▶ Data excerpts:
════
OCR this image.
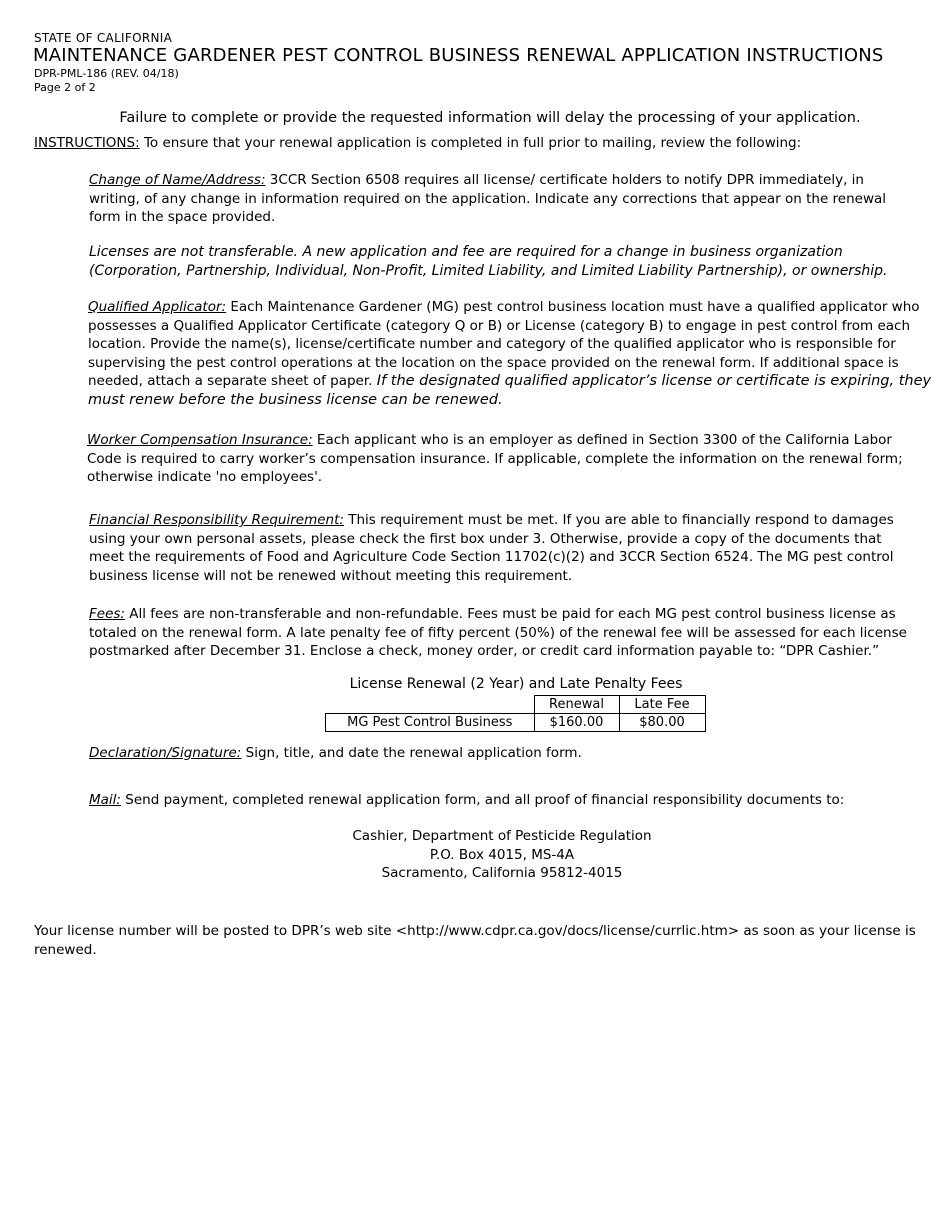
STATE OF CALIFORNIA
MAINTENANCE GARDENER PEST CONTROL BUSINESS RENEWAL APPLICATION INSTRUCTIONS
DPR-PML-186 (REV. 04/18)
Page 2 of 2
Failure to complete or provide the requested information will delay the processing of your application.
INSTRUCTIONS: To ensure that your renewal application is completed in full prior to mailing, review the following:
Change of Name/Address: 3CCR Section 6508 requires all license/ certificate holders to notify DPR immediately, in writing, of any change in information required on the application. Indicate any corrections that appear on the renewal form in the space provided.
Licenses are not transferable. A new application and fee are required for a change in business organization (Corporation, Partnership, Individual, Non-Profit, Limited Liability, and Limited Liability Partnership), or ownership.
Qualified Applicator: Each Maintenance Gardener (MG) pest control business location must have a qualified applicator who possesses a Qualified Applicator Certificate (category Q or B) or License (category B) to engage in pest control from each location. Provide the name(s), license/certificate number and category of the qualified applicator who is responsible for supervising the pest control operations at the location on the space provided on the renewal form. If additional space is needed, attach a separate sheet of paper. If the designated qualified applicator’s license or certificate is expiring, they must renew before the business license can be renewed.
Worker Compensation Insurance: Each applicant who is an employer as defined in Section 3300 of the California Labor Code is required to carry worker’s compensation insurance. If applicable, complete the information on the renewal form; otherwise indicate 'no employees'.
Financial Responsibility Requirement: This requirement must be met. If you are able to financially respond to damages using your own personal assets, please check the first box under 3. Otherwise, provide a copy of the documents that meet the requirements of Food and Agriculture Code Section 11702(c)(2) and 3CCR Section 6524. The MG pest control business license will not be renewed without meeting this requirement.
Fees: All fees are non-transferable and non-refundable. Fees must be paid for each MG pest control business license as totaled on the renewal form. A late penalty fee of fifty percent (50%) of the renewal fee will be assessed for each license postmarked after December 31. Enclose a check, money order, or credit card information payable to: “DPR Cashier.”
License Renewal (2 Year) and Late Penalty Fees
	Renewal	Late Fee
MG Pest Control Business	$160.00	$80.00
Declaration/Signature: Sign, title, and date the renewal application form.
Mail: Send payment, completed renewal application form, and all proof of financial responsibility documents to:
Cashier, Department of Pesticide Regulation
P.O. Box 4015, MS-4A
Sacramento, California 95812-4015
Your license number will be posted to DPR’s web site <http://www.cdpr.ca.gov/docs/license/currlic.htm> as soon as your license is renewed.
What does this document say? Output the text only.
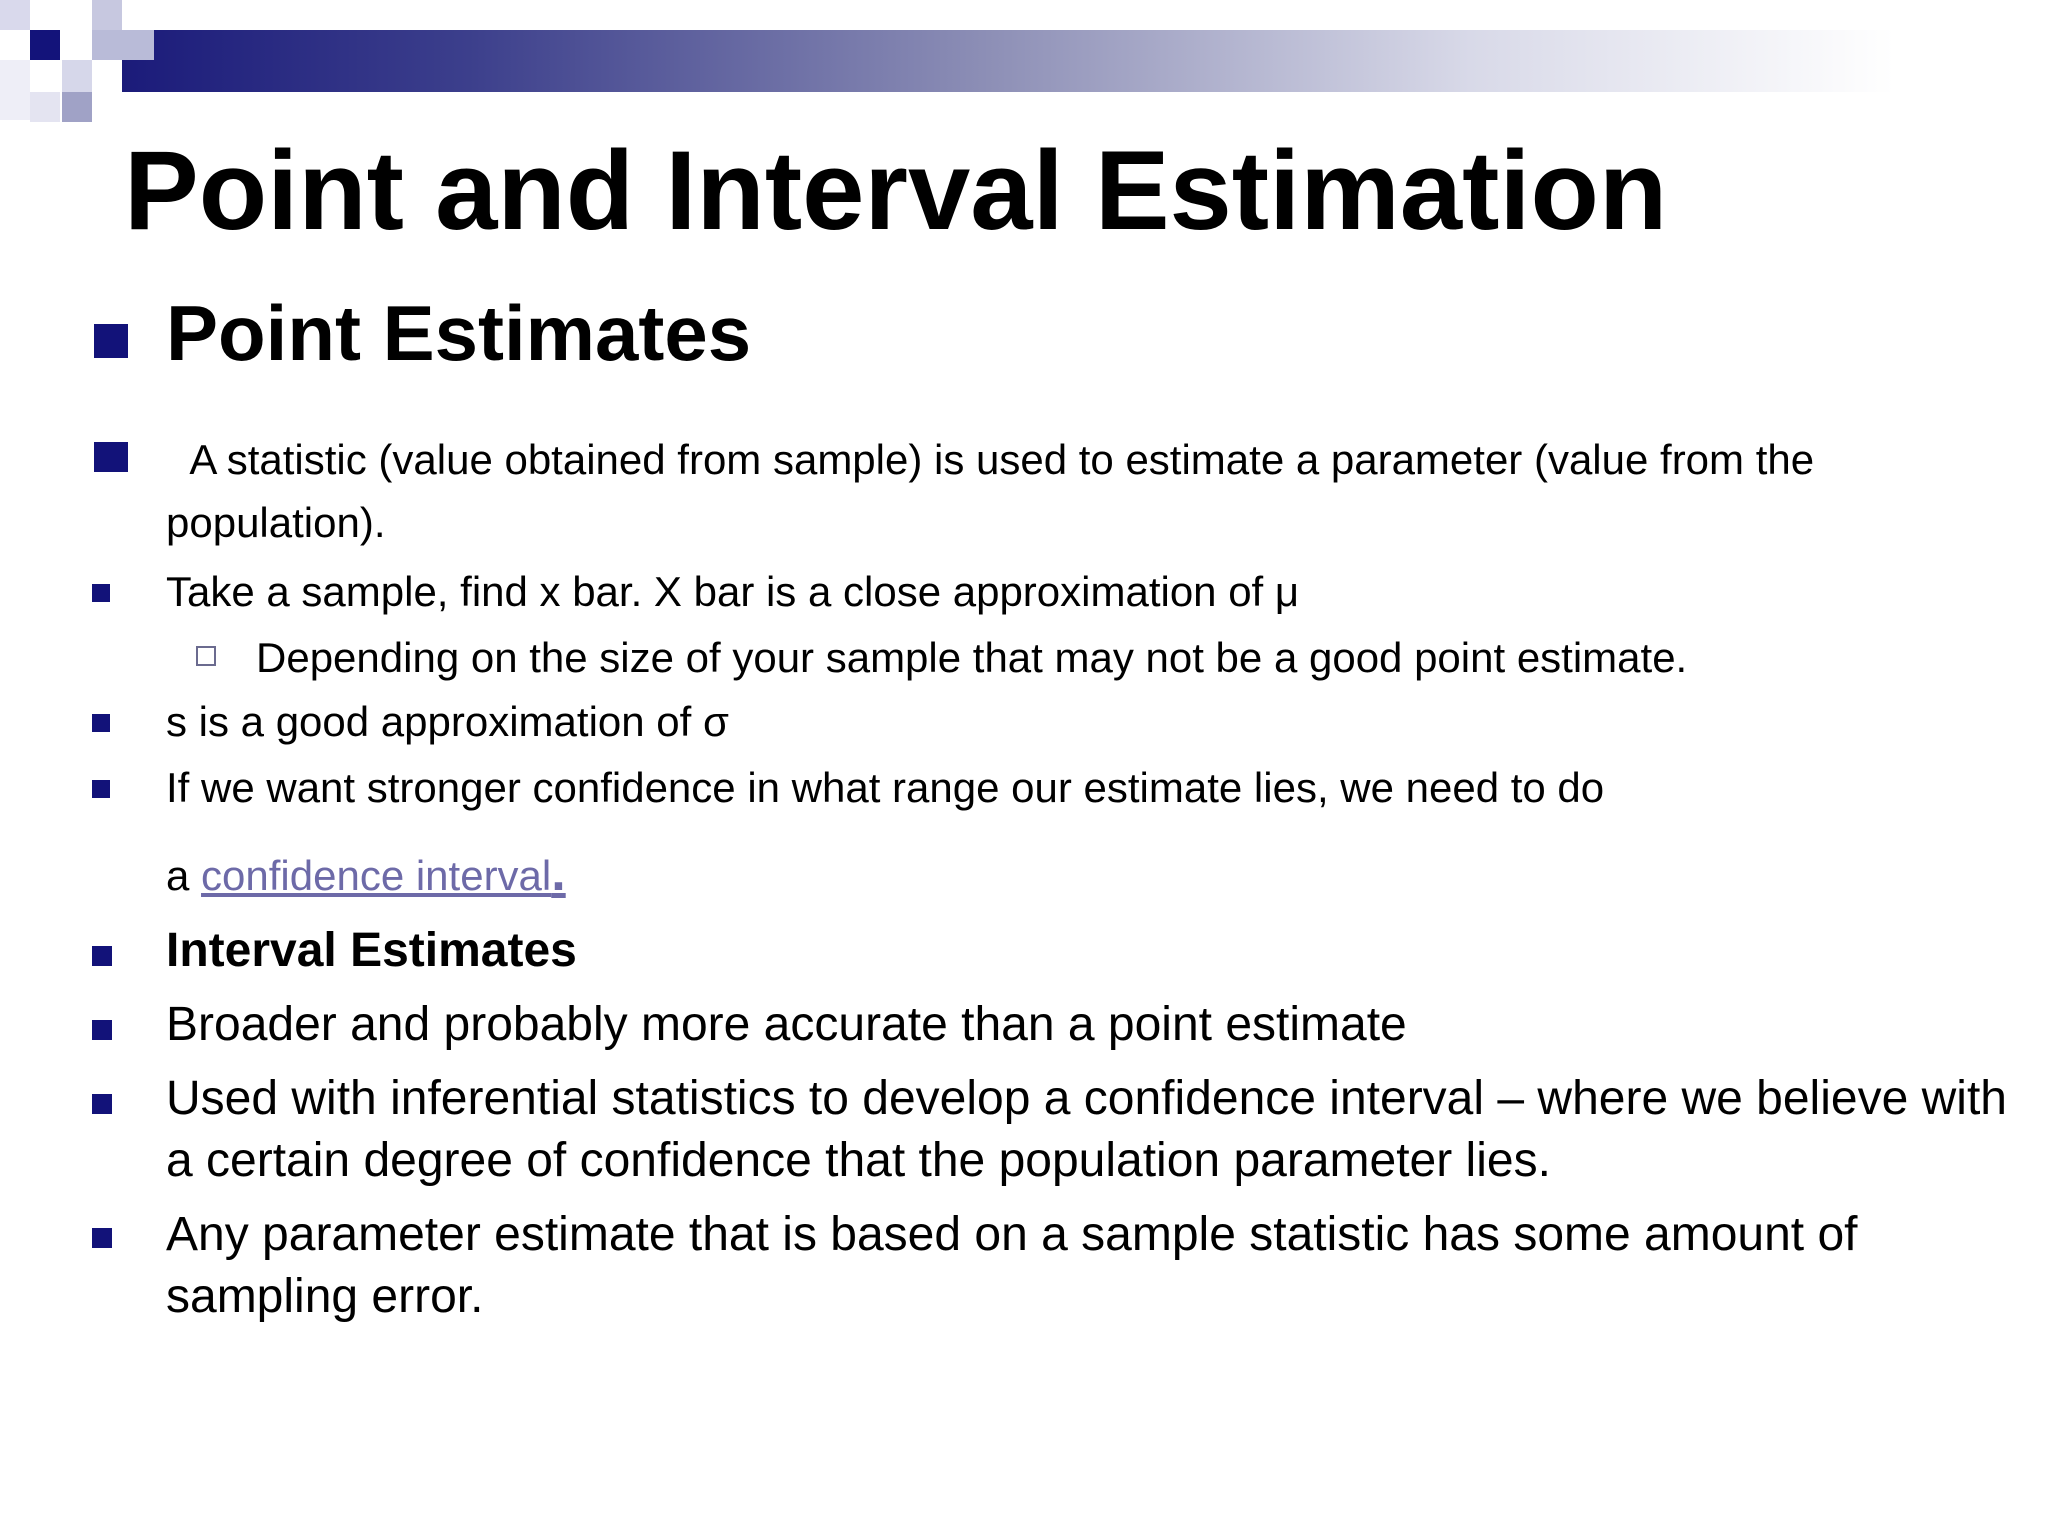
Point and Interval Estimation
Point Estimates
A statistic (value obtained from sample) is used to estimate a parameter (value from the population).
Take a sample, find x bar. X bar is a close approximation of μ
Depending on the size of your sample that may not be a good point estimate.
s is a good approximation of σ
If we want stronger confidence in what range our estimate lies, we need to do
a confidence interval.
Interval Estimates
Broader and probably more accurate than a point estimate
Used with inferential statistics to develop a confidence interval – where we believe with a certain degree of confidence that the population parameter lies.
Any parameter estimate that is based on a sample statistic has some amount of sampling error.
════
▶ What the task requires:
Quote exactly, and only, the lines from the line containing "What does this" through the final line of the records above, both included, omitting any pictures.

▶ Answer to this problem:
What does this document say? Output the text only.
Point and Interval Estimation
Point Estimates
A statistic (value obtained from sample) is used to estimate a parameter (value from the population).
Take a sample, find x bar. X bar is a close approximation of μ
Depending on the size of your sample that may not be a good point estimate.
s is a good approximation of σ
If we want stronger confidence in what range our estimate lies, we need to do
a confidence interval.
Interval Estimates
Broader and probably more accurate than a point estimate
Used with inferential statistics to develop a confidence interval – where we believe with a certain degree of confidence that the population parameter lies.
Any parameter estimate that is based on a sample statistic has some amount of sampling error.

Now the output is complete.